## PROBLEM REQUIREMENTS
The entries below are to be written out again without alteration.

## EXCERPTED DATA
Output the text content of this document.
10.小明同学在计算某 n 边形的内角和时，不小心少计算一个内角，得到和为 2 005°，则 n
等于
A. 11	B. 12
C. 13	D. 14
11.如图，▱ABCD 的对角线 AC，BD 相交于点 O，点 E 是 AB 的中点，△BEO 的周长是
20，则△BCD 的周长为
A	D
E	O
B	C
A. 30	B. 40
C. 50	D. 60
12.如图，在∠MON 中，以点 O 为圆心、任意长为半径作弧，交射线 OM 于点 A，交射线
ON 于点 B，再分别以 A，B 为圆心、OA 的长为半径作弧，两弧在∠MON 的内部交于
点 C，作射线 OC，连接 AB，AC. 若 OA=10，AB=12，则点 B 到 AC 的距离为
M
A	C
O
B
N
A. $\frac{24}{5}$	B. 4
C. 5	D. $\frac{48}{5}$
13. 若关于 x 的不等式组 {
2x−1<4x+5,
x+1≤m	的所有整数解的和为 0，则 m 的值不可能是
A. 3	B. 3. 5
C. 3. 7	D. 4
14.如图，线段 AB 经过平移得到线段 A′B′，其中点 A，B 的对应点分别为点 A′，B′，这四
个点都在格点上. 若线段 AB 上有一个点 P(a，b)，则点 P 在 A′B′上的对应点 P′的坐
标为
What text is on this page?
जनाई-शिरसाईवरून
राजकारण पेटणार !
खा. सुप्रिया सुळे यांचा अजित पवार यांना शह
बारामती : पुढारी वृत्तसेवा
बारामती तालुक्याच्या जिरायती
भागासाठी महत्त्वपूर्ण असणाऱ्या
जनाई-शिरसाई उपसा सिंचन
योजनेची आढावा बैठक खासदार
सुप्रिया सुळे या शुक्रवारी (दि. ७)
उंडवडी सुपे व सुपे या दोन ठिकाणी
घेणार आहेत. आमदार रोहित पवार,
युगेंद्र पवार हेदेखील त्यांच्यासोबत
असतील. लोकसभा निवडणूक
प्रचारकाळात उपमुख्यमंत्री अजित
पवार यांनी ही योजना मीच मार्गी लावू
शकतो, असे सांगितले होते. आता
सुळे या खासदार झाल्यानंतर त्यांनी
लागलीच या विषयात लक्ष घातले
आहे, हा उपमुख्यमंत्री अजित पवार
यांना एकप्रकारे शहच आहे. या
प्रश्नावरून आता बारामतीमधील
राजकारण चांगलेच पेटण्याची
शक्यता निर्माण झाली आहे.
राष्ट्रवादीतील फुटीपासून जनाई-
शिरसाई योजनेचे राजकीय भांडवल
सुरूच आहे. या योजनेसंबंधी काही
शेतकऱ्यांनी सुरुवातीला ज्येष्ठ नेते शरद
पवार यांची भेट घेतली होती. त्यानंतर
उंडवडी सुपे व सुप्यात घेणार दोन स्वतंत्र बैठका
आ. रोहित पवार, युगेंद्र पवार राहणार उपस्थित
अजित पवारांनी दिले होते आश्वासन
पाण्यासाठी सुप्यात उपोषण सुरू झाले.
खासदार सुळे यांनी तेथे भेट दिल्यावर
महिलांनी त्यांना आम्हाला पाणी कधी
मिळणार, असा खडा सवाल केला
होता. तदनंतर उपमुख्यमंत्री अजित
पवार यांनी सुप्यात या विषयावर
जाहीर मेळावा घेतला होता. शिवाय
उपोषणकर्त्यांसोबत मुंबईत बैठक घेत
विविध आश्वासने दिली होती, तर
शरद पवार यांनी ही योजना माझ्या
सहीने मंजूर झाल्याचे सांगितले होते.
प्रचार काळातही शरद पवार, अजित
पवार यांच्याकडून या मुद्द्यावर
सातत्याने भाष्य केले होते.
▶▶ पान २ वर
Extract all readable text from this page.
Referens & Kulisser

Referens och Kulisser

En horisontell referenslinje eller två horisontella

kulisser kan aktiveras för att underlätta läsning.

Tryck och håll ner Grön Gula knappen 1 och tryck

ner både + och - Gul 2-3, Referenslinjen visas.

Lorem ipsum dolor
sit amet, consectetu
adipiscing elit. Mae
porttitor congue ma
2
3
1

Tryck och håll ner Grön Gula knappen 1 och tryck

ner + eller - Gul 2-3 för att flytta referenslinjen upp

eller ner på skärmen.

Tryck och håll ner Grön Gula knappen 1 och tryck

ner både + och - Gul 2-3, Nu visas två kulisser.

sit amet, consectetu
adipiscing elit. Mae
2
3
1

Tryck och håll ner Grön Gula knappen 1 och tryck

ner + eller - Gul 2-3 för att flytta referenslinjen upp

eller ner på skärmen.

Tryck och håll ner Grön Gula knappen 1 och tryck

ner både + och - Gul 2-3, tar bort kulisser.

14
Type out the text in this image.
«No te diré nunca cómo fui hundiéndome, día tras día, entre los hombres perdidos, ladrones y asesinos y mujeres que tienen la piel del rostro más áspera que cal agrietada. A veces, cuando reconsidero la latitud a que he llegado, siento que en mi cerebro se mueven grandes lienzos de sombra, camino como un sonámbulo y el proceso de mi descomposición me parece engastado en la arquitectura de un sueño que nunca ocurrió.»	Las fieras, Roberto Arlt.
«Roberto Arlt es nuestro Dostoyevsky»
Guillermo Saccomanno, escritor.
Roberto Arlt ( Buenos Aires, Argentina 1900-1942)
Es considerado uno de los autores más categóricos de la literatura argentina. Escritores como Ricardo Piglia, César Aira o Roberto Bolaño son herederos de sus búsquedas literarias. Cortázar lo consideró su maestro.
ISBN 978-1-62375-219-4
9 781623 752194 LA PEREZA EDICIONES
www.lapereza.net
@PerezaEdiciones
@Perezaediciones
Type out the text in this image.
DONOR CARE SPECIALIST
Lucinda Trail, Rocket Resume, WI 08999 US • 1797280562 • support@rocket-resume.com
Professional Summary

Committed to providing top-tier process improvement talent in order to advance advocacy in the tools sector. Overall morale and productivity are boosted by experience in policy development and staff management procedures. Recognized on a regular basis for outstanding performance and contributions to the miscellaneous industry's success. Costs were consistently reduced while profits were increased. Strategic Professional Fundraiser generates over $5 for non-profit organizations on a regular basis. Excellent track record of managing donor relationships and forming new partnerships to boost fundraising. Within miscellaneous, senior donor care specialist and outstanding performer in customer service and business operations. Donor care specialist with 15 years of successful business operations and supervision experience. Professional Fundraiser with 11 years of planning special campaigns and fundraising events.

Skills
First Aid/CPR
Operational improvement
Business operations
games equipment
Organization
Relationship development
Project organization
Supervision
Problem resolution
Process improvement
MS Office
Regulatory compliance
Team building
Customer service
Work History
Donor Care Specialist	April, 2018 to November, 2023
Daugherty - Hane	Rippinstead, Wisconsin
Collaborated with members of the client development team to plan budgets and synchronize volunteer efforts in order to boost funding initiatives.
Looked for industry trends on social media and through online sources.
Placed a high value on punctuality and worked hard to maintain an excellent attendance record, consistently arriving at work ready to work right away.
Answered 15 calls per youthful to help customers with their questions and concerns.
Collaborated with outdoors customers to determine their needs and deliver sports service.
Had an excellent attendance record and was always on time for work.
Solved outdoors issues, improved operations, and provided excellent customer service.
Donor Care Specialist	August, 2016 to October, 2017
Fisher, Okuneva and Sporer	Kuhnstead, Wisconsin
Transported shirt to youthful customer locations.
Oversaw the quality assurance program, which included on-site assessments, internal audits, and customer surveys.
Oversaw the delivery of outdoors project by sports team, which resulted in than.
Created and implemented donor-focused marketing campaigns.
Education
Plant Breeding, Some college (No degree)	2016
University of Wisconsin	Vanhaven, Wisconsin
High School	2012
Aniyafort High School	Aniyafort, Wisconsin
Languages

## FINAL RESULT
Output the text content of this document.
10.小明同学在计算某 n 边形的内角和时，不小心少计算一个内角，得到和为 2 005°，则 n
等于
A. 11	B. 12
C. 13	D. 14
11.如图，▱ABCD 的对角线 AC，BD 相交于点 O，点 E 是 AB 的中点，△BEO 的周长是
20，则△BCD 的周长为
A	D
E	O
B	C
A. 30	B. 40
C. 50	D. 60
12.如图，在∠MON 中，以点 O 为圆心、任意长为半径作弧，交射线 OM 于点 A，交射线
ON 于点 B，再分别以 A，B 为圆心、OA 的长为半径作弧，两弧在∠MON 的内部交于
点 C，作射线 OC，连接 AB，AC. 若 OA=10，AB=12，则点 B 到 AC 的距离为
M
A	C
O
B
N
A. $\frac{24}{5}$	B. 4
C. 5	D. $\frac{48}{5}$
13. 若关于 x 的不等式组 {
2x−1<4x+5,
x+1≤m	的所有整数解的和为 0，则 m 的值不可能是
A. 3	B. 3. 5
C. 3. 7	D. 4
14.如图，线段 AB 经过平移得到线段 A′B′，其中点 A，B 的对应点分别为点 A′，B′，这四
个点都在格点上. 若线段 AB 上有一个点 P(a，b)，则点 P 在 A′B′上的对应点 P′的坐
标为
What text is on this page?
जनाई-शिरसाईवरून
राजकारण पेटणार !
खा. सुप्रिया सुळे यांचा अजित पवार यांना शह
बारामती : पुढारी वृत्तसेवा
बारामती तालुक्याच्या जिरायती
भागासाठी महत्त्वपूर्ण असणाऱ्या
जनाई-शिरसाई उपसा सिंचन
योजनेची आढावा बैठक खासदार
सुप्रिया सुळे या शुक्रवारी (दि. ७)
उंडवडी सुपे व सुपे या दोन ठिकाणी
घेणार आहेत. आमदार रोहित पवार,
युगेंद्र पवार हेदेखील त्यांच्यासोबत
असतील. लोकसभा निवडणूक
प्रचारकाळात उपमुख्यमंत्री अजित
पवार यांनी ही योजना मीच मार्गी लावू
शकतो, असे सांगितले होते. आता
सुळे या खासदार झाल्यानंतर त्यांनी
लागलीच या विषयात लक्ष घातले
आहे, हा उपमुख्यमंत्री अजित पवार
यांना एकप्रकारे शहच आहे. या
प्रश्नावरून आता बारामतीमधील
राजकारण चांगलेच पेटण्याची
शक्यता निर्माण झाली आहे.
राष्ट्रवादीतील फुटीपासून जनाई-
शिरसाई योजनेचे राजकीय भांडवल
सुरूच आहे. या योजनेसंबंधी काही
शेतकऱ्यांनी सुरुवातीला ज्येष्ठ नेते शरद
पवार यांची भेट घेतली होती. त्यानंतर
उंडवडी सुपे व सुप्यात घेणार दोन स्वतंत्र बैठका
आ. रोहित पवार, युगेंद्र पवार राहणार उपस्थित
अजित पवारांनी दिले होते आश्वासन
पाण्यासाठी सुप्यात उपोषण सुरू झाले.
खासदार सुळे यांनी तेथे भेट दिल्यावर
महिलांनी त्यांना आम्हाला पाणी कधी
मिळणार, असा खडा सवाल केला
होता. तदनंतर उपमुख्यमंत्री अजित
पवार यांनी सुप्यात या विषयावर
जाहीर मेळावा घेतला होता. शिवाय
उपोषणकर्त्यांसोबत मुंबईत बैठक घेत
विविध आश्वासने दिली होती, तर
शरद पवार यांनी ही योजना माझ्या
सहीने मंजूर झाल्याचे सांगितले होते.
प्रचार काळातही शरद पवार, अजित
पवार यांच्याकडून या मुद्द्यावर
सातत्याने भाष्य केले होते.
▶▶ पान २ वर
Extract all readable text from this page.
Referens & Kulisser

Referens och Kulisser

En horisontell referenslinje eller två horisontella

kulisser kan aktiveras för att underlätta läsning.

Tryck och håll ner Grön Gula knappen 1 och tryck

ner både + och - Gul 2-3, Referenslinjen visas.

Lorem ipsum dolor
sit amet, consectetu
adipiscing elit. Mae
porttitor congue ma
2
3
1

Tryck och håll ner Grön Gula knappen 1 och tryck

ner + eller - Gul 2-3 för att flytta referenslinjen upp

eller ner på skärmen.

Tryck och håll ner Grön Gula knappen 1 och tryck

ner både + och - Gul 2-3, Nu visas två kulisser.

sit amet, consectetu
adipiscing elit. Mae
2
3
1

Tryck och håll ner Grön Gula knappen 1 och tryck

ner + eller - Gul 2-3 för att flytta referenslinjen upp

eller ner på skärmen.

Tryck och håll ner Grön Gula knappen 1 och tryck

ner både + och - Gul 2-3, tar bort kulisser.

14
Type out the text in this image.
«No te diré nunca cómo fui hundiéndome, día tras día, entre los hombres perdidos, ladrones y asesinos y mujeres que tienen la piel del rostro más áspera que cal agrietada. A veces, cuando reconsidero la latitud a que he llegado, siento que en mi cerebro se mueven grandes lienzos de sombra, camino como un sonámbulo y el proceso de mi descomposición me parece engastado en la arquitectura de un sueño que nunca ocurrió.»	Las fieras, Roberto Arlt.
«Roberto Arlt es nuestro Dostoyevsky»
Guillermo Saccomanno, escritor.
Roberto Arlt ( Buenos Aires, Argentina 1900-1942)
Es considerado uno de los autores más categóricos de la literatura argentina. Escritores como Ricardo Piglia, César Aira o Roberto Bolaño son herederos de sus búsquedas literarias. Cortázar lo consideró su maestro.
ISBN 978-1-62375-219-4
9 781623 752194 LA PEREZA EDICIONES
www.lapereza.net
@PerezaEdiciones
@Perezaediciones
Type out the text in this image.
DONOR CARE SPECIALIST
Lucinda Trail, Rocket Resume, WI 08999 US • 1797280562 • support@rocket-resume.com
Professional Summary

Committed to providing top-tier process improvement talent in order to advance advocacy in the tools sector. Overall morale and productivity are boosted by experience in policy development and staff management procedures. Recognized on a regular basis for outstanding performance and contributions to the miscellaneous industry's success. Costs were consistently reduced while profits were increased. Strategic Professional Fundraiser generates over $5 for non-profit organizations on a regular basis. Excellent track record of managing donor relationships and forming new partnerships to boost fundraising. Within miscellaneous, senior donor care specialist and outstanding performer in customer service and business operations. Donor care specialist with 15 years of successful business operations and supervision experience. Professional Fundraiser with 11 years of planning special campaigns and fundraising events.

Skills
First Aid/CPR
Operational improvement
Business operations
games equipment
Organization
Relationship development
Project organization
Supervision
Problem resolution
Process improvement
MS Office
Regulatory compliance
Team building
Customer service
Work History
Donor Care Specialist	April, 2018 to November, 2023
Daugherty - Hane	Rippinstead, Wisconsin
Collaborated with members of the client development team to plan budgets and synchronize volunteer efforts in order to boost funding initiatives.
Looked for industry trends on social media and through online sources.
Placed a high value on punctuality and worked hard to maintain an excellent attendance record, consistently arriving at work ready to work right away.
Answered 15 calls per youthful to help customers with their questions and concerns.
Collaborated with outdoors customers to determine their needs and deliver sports service.
Had an excellent attendance record and was always on time for work.
Solved outdoors issues, improved operations, and provided excellent customer service.
Donor Care Specialist	August, 2016 to October, 2017
Fisher, Okuneva and Sporer	Kuhnstead, Wisconsin
Transported shirt to youthful customer locations.
Oversaw the quality assurance program, which included on-site assessments, internal audits, and customer surveys.
Oversaw the delivery of outdoors project by sports team, which resulted in than.
Created and implemented donor-focused marketing campaigns.
Education
Plant Breeding, Some college (No degree)	2016
University of Wisconsin	Vanhaven, Wisconsin
High School	2012
Aniyafort High School	Aniyafort, Wisconsin
Languages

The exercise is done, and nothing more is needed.